## BEGIN INPUT RECORDS

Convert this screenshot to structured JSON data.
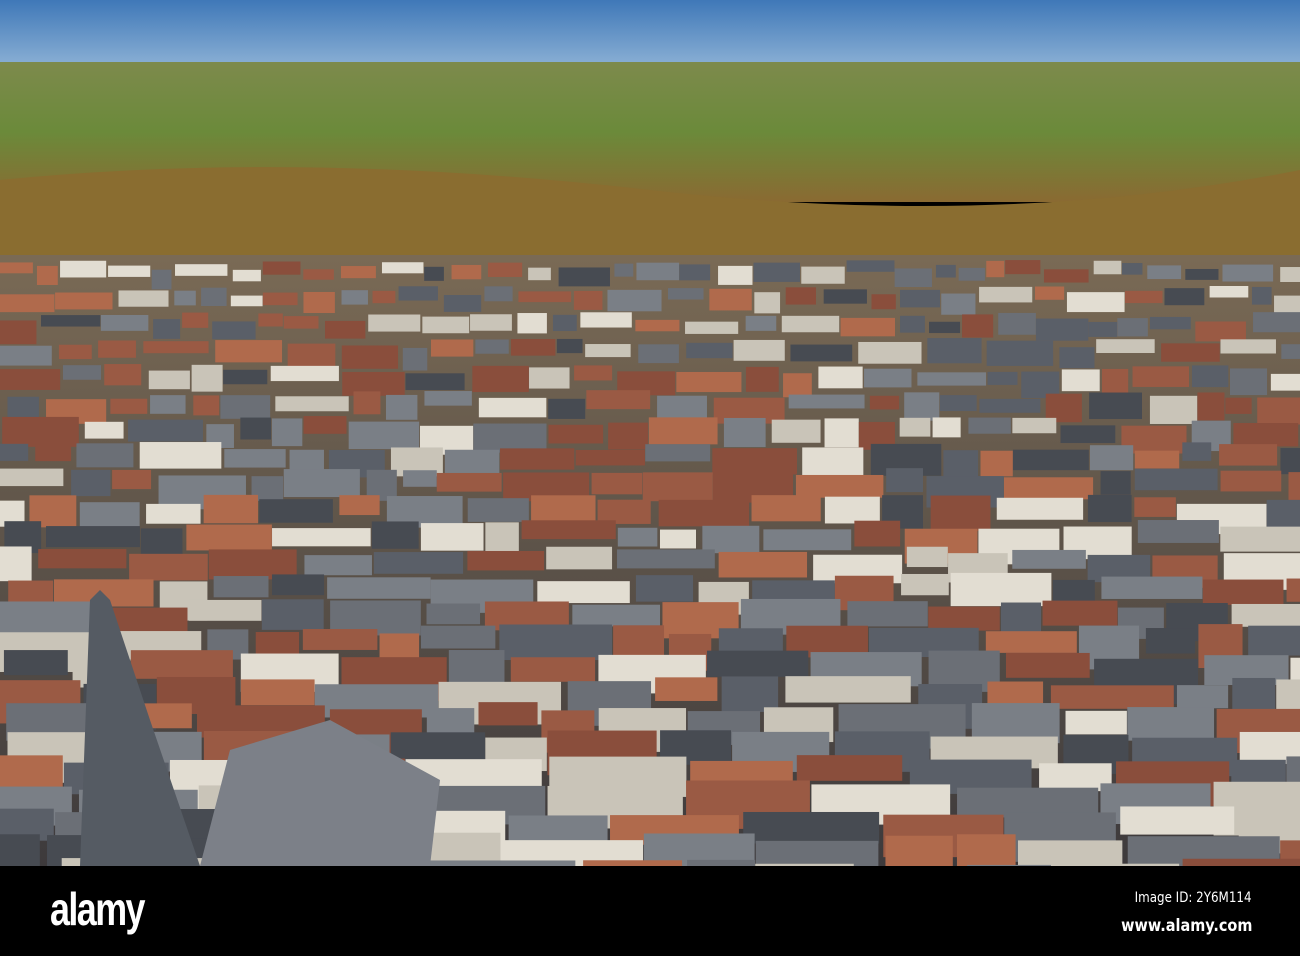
{
  "photo": {
    "subject": "aerial-town-view",
    "colors": {
      "sky": "#4f86c0",
      "fields": "#6f8a3c",
      "autumn_trees": "#9a7a3a",
      "roofs": "#5a5f68",
      "brick": "#9a5a44"
    }
  },
  "footer": {
    "logo": "alamy",
    "image_id": "Image ID: 2Y6M114",
    "url": "www.alamy.com"
  }
}
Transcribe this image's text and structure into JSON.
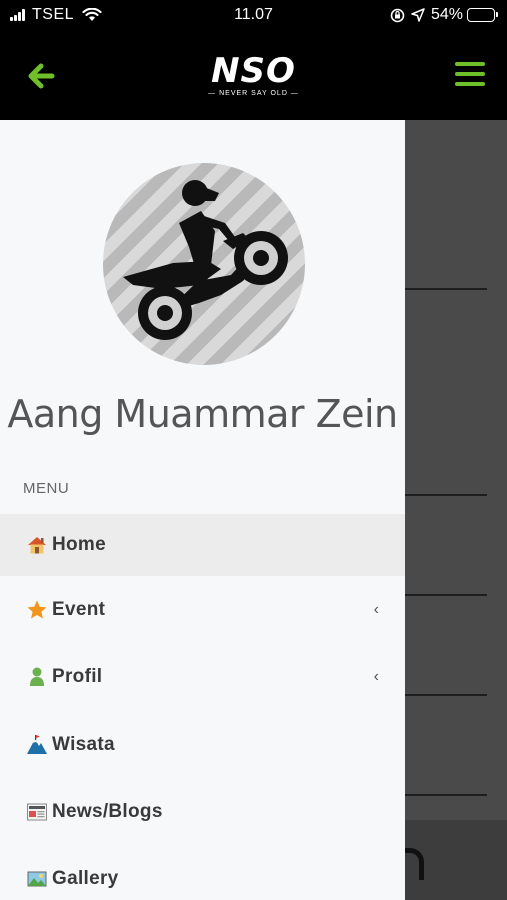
{
  "status_bar": {
    "carrier": "TSEL",
    "time": "11.07",
    "battery": "54%",
    "battery_level": 0.54,
    "icons": [
      "signal-icon",
      "wifi-icon",
      "screen-lock-icon",
      "location-icon",
      "battery-icon"
    ]
  },
  "header": {
    "logo": "NSO",
    "logo_tagline": "— NEVER SAY OLD —",
    "back_icon": "arrow-left-icon",
    "menu_icon": "hamburger-menu-icon",
    "accent_color": "#6fbf2a"
  },
  "drawer": {
    "user_name": "Aang Muammar Zein",
    "avatar": "motocross-rider-avatar",
    "menu_label": "MENU",
    "items": [
      {
        "label": "Home",
        "icon": "house-icon",
        "active": true,
        "has_submenu": false
      },
      {
        "label": "Event",
        "icon": "star-icon",
        "active": false,
        "has_submenu": true,
        "chevron": "‹"
      },
      {
        "label": "Profil",
        "icon": "person-icon",
        "active": false,
        "has_submenu": true,
        "chevron": "‹"
      },
      {
        "label": "Wisata",
        "icon": "mountain-icon",
        "active": false,
        "has_submenu": false
      },
      {
        "label": "News/Blogs",
        "icon": "newspaper-icon",
        "active": false,
        "has_submenu": false
      },
      {
        "label": "Gallery",
        "icon": "picture-icon",
        "active": false,
        "has_submenu": false
      }
    ]
  }
}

## END INPUT RECORDS

◆ WHAT IS NEEDED ◆
Copy out each record shown above without alteration, skipping any picture.

◆ EXERCISE ANSWER ◆
Convert this screenshot to structured JSON data.
{
  "photo": {
    "subject": "aerial-town-view",
    "colors": {
      "sky": "#4f86c0",
      "fields": "#6f8a3c",
      "autumn_trees": "#9a7a3a",
      "roofs": "#5a5f68",
      "brick": "#9a5a44"
    }
  },
  "footer": {
    "logo": "alamy",
    "image_id": "Image ID: 2Y6M114",
    "url": "www.alamy.com"
  }
}
Transcribe this image's text and structure into JSON.
{
  "status_bar": {
    "carrier": "TSEL",
    "time": "11.07",
    "battery": "54%",
    "battery_level": 0.54,
    "icons": [
      "signal-icon",
      "wifi-icon",
      "screen-lock-icon",
      "location-icon",
      "battery-icon"
    ]
  },
  "header": {
    "logo": "NSO",
    "logo_tagline": "— NEVER SAY OLD —",
    "back_icon": "arrow-left-icon",
    "menu_icon": "hamburger-menu-icon",
    "accent_color": "#6fbf2a"
  },
  "drawer": {
    "user_name": "Aang Muammar Zein",
    "avatar": "motocross-rider-avatar",
    "menu_label": "MENU",
    "items": [
      {
        "label": "Home",
        "icon": "house-icon",
        "active": true,
        "has_submenu": false
      },
      {
        "label": "Event",
        "icon": "star-icon",
        "active": false,
        "has_submenu": true,
        "chevron": "‹"
      },
      {
        "label": "Profil",
        "icon": "person-icon",
        "active": false,
        "has_submenu": true,
        "chevron": "‹"
      },
      {
        "label": "Wisata",
        "icon": "mountain-icon",
        "active": false,
        "has_submenu": false
      },
      {
        "label": "News/Blogs",
        "icon": "newspaper-icon",
        "active": false,
        "has_submenu": false
      },
      {
        "label": "Gallery",
        "icon": "picture-icon",
        "active": false,
        "has_submenu": false
      }
    ]
  }
}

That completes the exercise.